- [Requirement] Transcribe all of the material exactly.
_ _ _ _
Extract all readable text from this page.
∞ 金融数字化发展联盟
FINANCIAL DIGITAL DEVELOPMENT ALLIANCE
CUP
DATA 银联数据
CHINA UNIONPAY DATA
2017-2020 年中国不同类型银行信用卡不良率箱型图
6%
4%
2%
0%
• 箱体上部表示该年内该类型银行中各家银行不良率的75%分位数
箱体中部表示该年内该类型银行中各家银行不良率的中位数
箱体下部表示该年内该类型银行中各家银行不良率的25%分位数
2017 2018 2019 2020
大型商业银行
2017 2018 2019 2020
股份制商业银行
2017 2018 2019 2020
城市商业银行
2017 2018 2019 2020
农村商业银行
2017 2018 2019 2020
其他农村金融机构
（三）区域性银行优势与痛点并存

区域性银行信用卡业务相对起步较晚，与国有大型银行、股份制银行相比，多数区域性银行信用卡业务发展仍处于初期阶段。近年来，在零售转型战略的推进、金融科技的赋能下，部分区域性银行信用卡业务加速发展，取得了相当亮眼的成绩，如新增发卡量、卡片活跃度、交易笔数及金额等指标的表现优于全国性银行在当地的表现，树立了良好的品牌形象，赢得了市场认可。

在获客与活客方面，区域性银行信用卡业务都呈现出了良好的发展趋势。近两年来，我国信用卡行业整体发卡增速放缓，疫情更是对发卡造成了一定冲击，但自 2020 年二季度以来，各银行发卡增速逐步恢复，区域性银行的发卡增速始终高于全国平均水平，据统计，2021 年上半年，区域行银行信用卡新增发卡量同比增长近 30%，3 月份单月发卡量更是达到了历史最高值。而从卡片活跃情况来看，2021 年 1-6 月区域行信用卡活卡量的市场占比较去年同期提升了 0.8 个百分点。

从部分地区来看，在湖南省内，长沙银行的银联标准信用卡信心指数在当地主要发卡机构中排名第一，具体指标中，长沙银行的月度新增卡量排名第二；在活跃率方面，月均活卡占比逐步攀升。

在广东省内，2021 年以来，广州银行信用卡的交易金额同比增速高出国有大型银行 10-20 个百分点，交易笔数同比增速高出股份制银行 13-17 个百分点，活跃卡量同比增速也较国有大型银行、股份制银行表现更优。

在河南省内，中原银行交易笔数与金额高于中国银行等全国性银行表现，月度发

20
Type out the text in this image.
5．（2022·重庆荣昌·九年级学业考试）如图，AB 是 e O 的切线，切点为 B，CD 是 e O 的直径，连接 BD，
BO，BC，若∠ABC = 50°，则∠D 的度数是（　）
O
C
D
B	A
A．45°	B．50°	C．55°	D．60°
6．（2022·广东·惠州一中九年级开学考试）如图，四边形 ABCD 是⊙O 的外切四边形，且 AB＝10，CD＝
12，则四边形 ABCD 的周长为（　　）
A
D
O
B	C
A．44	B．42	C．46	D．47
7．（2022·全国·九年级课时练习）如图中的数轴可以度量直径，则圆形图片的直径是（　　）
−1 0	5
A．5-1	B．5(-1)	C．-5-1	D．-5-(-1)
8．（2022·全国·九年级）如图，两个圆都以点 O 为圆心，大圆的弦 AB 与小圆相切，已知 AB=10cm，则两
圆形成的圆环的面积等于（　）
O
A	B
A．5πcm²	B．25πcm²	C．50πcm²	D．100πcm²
_ _ _ _
- [Complete answer]
Extract all readable text from this page.
∞ 金融数字化发展联盟
FINANCIAL DIGITAL DEVELOPMENT ALLIANCE
CUP
DATA 银联数据
CHINA UNIONPAY DATA
2017-2020 年中国不同类型银行信用卡不良率箱型图
6%
4%
2%
0%
• 箱体上部表示该年内该类型银行中各家银行不良率的75%分位数
箱体中部表示该年内该类型银行中各家银行不良率的中位数
箱体下部表示该年内该类型银行中各家银行不良率的25%分位数
2017 2018 2019 2020
大型商业银行
2017 2018 2019 2020
股份制商业银行
2017 2018 2019 2020
城市商业银行
2017 2018 2019 2020
农村商业银行
2017 2018 2019 2020
其他农村金融机构
（三）区域性银行优势与痛点并存

区域性银行信用卡业务相对起步较晚，与国有大型银行、股份制银行相比，多数区域性银行信用卡业务发展仍处于初期阶段。近年来，在零售转型战略的推进、金融科技的赋能下，部分区域性银行信用卡业务加速发展，取得了相当亮眼的成绩，如新增发卡量、卡片活跃度、交易笔数及金额等指标的表现优于全国性银行在当地的表现，树立了良好的品牌形象，赢得了市场认可。

在获客与活客方面，区域性银行信用卡业务都呈现出了良好的发展趋势。近两年来，我国信用卡行业整体发卡增速放缓，疫情更是对发卡造成了一定冲击，但自 2020 年二季度以来，各银行发卡增速逐步恢复，区域性银行的发卡增速始终高于全国平均水平，据统计，2021 年上半年，区域行银行信用卡新增发卡量同比增长近 30%，3 月份单月发卡量更是达到了历史最高值。而从卡片活跃情况来看，2021 年 1-6 月区域行信用卡活卡量的市场占比较去年同期提升了 0.8 个百分点。

从部分地区来看，在湖南省内，长沙银行的银联标准信用卡信心指数在当地主要发卡机构中排名第一，具体指标中，长沙银行的月度新增卡量排名第二；在活跃率方面，月均活卡占比逐步攀升。

在广东省内，2021 年以来，广州银行信用卡的交易金额同比增速高出国有大型银行 10-20 个百分点，交易笔数同比增速高出股份制银行 13-17 个百分点，活跃卡量同比增速也较国有大型银行、股份制银行表现更优。

在河南省内，中原银行交易笔数与金额高于中国银行等全国性银行表现，月度发

20
Type out the text in this image.
5．（2022·重庆荣昌·九年级学业考试）如图，AB 是 e O 的切线，切点为 B，CD 是 e O 的直径，连接 BD，
BO，BC，若∠ABC = 50°，则∠D 的度数是（　）
O
C
D
B	A
A．45°	B．50°	C．55°	D．60°
6．（2022·广东·惠州一中九年级开学考试）如图，四边形 ABCD 是⊙O 的外切四边形，且 AB＝10，CD＝
12，则四边形 ABCD 的周长为（　　）
A
D
O
B	C
A．44	B．42	C．46	D．47
7．（2022·全国·九年级课时练习）如图中的数轴可以度量直径，则圆形图片的直径是（　　）
−1 0	5
A．5-1	B．5(-1)	C．-5-1	D．-5-(-1)
8．（2022·全国·九年级）如图，两个圆都以点 O 为圆心，大圆的弦 AB 与小圆相切，已知 AB=10cm，则两
圆形成的圆环的面积等于（　）
O
A	B
A．5πcm²	B．25πcm²	C．50πcm²	D．100πcm²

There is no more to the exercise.